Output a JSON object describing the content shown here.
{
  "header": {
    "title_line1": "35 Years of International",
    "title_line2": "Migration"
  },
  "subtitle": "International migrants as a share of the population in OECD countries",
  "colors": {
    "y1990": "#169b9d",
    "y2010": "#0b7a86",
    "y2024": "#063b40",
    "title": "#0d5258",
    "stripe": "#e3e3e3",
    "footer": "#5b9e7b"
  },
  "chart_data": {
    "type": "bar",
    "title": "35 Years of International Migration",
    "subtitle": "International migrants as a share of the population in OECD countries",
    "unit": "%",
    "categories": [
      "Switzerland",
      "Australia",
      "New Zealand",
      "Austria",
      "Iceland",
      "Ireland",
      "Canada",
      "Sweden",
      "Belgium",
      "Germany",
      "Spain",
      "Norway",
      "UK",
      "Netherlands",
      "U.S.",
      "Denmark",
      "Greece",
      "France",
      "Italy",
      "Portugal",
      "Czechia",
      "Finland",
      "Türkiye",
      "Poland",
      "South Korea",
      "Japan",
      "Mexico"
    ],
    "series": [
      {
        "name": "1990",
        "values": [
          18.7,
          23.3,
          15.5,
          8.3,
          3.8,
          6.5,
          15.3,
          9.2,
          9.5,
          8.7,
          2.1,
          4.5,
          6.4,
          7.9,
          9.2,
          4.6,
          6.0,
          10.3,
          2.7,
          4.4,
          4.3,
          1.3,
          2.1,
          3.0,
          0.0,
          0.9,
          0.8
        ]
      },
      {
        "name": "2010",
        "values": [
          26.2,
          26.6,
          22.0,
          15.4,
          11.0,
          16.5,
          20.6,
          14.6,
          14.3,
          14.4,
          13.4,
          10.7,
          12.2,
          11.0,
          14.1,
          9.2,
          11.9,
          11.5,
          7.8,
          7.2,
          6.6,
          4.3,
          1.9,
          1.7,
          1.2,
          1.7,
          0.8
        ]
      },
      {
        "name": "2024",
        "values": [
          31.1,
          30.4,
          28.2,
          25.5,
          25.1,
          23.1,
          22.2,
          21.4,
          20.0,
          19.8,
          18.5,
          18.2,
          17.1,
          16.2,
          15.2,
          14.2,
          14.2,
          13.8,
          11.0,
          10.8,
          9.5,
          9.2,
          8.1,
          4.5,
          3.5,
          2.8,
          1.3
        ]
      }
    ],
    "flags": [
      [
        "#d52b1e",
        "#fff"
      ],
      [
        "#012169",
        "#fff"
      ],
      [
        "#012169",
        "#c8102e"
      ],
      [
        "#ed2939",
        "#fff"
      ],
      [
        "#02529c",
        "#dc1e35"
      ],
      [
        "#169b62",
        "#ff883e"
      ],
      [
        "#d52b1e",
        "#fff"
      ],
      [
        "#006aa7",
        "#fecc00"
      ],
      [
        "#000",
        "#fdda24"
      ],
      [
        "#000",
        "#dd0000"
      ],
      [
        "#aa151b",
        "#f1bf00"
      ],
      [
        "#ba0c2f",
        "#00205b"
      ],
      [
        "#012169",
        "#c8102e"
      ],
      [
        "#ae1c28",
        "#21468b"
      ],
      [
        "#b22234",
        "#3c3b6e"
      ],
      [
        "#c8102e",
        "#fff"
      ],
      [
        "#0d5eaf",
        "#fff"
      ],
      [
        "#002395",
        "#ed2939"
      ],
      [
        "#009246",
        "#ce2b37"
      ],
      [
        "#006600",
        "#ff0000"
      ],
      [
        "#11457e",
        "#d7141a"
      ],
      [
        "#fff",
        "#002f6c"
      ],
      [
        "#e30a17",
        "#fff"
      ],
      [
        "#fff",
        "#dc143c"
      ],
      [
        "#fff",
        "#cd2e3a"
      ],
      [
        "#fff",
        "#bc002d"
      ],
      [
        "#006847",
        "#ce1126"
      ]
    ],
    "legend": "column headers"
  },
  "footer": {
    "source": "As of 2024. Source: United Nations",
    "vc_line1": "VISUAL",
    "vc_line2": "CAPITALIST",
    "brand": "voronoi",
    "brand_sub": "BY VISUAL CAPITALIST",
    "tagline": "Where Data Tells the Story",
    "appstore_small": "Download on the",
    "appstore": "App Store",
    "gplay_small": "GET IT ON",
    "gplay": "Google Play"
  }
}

---

• _Task_
Copy out all of the lines above exactly.

• _Correct output_
Output a JSON object describing the content shown here.
{
  "header": {
    "title_line1": "35 Years of International",
    "title_line2": "Migration"
  },
  "subtitle": "International migrants as a share of the population in OECD countries",
  "colors": {
    "y1990": "#169b9d",
    "y2010": "#0b7a86",
    "y2024": "#063b40",
    "title": "#0d5258",
    "stripe": "#e3e3e3",
    "footer": "#5b9e7b"
  },
  "chart_data": {
    "type": "bar",
    "title": "35 Years of International Migration",
    "subtitle": "International migrants as a share of the population in OECD countries",
    "unit": "%",
    "categories": [
      "Switzerland",
      "Australia",
      "New Zealand",
      "Austria",
      "Iceland",
      "Ireland",
      "Canada",
      "Sweden",
      "Belgium",
      "Germany",
      "Spain",
      "Norway",
      "UK",
      "Netherlands",
      "U.S.",
      "Denmark",
      "Greece",
      "France",
      "Italy",
      "Portugal",
      "Czechia",
      "Finland",
      "Türkiye",
      "Poland",
      "South Korea",
      "Japan",
      "Mexico"
    ],
    "series": [
      {
        "name": "1990",
        "values": [
          18.7,
          23.3,
          15.5,
          8.3,
          3.8,
          6.5,
          15.3,
          9.2,
          9.5,
          8.7,
          2.1,
          4.5,
          6.4,
          7.9,
          9.2,
          4.6,
          6.0,
          10.3,
          2.7,
          4.4,
          4.3,
          1.3,
          2.1,
          3.0,
          0.0,
          0.9,
          0.8
        ]
      },
      {
        "name": "2010",
        "values": [
          26.2,
          26.6,
          22.0,
          15.4,
          11.0,
          16.5,
          20.6,
          14.6,
          14.3,
          14.4,
          13.4,
          10.7,
          12.2,
          11.0,
          14.1,
          9.2,
          11.9,
          11.5,
          7.8,
          7.2,
          6.6,
          4.3,
          1.9,
          1.7,
          1.2,
          1.7,
          0.8
        ]
      },
      {
        "name": "2024",
        "values": [
          31.1,
          30.4,
          28.2,
          25.5,
          25.1,
          23.1,
          22.2,
          21.4,
          20.0,
          19.8,
          18.5,
          18.2,
          17.1,
          16.2,
          15.2,
          14.2,
          14.2,
          13.8,
          11.0,
          10.8,
          9.5,
          9.2,
          8.1,
          4.5,
          3.5,
          2.8,
          1.3
        ]
      }
    ],
    "flags": [
      [
        "#d52b1e",
        "#fff"
      ],
      [
        "#012169",
        "#fff"
      ],
      [
        "#012169",
        "#c8102e"
      ],
      [
        "#ed2939",
        "#fff"
      ],
      [
        "#02529c",
        "#dc1e35"
      ],
      [
        "#169b62",
        "#ff883e"
      ],
      [
        "#d52b1e",
        "#fff"
      ],
      [
        "#006aa7",
        "#fecc00"
      ],
      [
        "#000",
        "#fdda24"
      ],
      [
        "#000",
        "#dd0000"
      ],
      [
        "#aa151b",
        "#f1bf00"
      ],
      [
        "#ba0c2f",
        "#00205b"
      ],
      [
        "#012169",
        "#c8102e"
      ],
      [
        "#ae1c28",
        "#21468b"
      ],
      [
        "#b22234",
        "#3c3b6e"
      ],
      [
        "#c8102e",
        "#fff"
      ],
      [
        "#0d5eaf",
        "#fff"
      ],
      [
        "#002395",
        "#ed2939"
      ],
      [
        "#009246",
        "#ce2b37"
      ],
      [
        "#006600",
        "#ff0000"
      ],
      [
        "#11457e",
        "#d7141a"
      ],
      [
        "#fff",
        "#002f6c"
      ],
      [
        "#e30a17",
        "#fff"
      ],
      [
        "#fff",
        "#dc143c"
      ],
      [
        "#fff",
        "#cd2e3a"
      ],
      [
        "#fff",
        "#bc002d"
      ],
      [
        "#006847",
        "#ce1126"
      ]
    ],
    "legend": "column headers"
  },
  "footer": {
    "source": "As of 2024. Source: United Nations",
    "vc_line1": "VISUAL",
    "vc_line2": "CAPITALIST",
    "brand": "voronoi",
    "brand_sub": "BY VISUAL CAPITALIST",
    "tagline": "Where Data Tells the Story",
    "appstore_small": "Download on the",
    "appstore": "App Store",
    "gplay_small": "GET IT ON",
    "gplay": "Google Play"
  }
}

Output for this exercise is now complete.